*Short exercise:* Determine how many lines of the material hold the string "Рельефный" and reply with only that number.

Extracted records
◇ ◇ ◇ ◇ ◇ ◇ ◇

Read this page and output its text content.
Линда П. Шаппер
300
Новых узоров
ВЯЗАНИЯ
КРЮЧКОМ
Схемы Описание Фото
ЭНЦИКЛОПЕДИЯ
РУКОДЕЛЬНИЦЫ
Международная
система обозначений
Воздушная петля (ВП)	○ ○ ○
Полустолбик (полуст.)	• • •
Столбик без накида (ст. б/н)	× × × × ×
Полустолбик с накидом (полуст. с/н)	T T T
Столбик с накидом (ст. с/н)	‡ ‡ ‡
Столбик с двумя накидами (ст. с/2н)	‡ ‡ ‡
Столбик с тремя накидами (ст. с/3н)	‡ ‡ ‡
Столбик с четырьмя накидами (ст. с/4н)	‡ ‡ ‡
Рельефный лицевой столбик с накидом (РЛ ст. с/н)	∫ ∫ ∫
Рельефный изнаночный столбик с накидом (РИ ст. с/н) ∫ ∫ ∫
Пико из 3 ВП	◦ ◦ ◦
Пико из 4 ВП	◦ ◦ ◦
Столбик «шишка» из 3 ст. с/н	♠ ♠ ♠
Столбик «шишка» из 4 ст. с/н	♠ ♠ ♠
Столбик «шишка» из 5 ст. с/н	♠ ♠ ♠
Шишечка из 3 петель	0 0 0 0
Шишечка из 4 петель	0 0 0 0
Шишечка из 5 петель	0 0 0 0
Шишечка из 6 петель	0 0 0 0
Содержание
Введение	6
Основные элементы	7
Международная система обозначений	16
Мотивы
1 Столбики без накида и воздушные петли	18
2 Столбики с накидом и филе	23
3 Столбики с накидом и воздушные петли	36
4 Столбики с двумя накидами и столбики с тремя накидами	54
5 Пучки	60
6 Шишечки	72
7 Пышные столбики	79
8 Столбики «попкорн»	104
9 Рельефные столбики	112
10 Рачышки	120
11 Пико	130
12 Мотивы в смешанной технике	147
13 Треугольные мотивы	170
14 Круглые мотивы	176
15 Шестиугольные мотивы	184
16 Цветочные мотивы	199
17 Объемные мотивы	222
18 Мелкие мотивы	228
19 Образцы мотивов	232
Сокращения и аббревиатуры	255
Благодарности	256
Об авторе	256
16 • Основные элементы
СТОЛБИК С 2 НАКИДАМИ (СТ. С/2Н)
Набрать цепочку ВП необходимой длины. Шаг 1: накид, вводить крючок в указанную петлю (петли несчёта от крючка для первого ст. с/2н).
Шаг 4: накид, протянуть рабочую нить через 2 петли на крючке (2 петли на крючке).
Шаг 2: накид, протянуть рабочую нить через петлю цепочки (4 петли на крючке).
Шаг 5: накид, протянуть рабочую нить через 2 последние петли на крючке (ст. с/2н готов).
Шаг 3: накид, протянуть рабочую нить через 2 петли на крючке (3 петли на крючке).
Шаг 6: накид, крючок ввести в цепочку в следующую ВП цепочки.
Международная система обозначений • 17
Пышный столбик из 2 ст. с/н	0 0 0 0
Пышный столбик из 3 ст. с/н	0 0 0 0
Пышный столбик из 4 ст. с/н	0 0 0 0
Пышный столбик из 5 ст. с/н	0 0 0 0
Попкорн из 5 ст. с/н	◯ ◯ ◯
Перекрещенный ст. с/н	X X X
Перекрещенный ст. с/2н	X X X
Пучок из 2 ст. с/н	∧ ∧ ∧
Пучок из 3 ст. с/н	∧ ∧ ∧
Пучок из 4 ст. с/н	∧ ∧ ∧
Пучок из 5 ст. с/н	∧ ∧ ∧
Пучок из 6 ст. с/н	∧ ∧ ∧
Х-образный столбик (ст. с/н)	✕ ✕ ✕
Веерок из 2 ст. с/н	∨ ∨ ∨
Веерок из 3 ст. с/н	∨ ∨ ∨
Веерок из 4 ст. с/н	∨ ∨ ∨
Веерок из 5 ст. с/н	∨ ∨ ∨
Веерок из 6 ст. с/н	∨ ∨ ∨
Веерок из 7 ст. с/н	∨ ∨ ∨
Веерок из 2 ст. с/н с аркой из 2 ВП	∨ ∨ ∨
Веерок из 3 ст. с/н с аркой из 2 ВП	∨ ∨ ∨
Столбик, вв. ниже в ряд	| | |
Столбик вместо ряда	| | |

◇ ◇ ◇ ◇ ◇ ◇ ◇

*Written response:* 2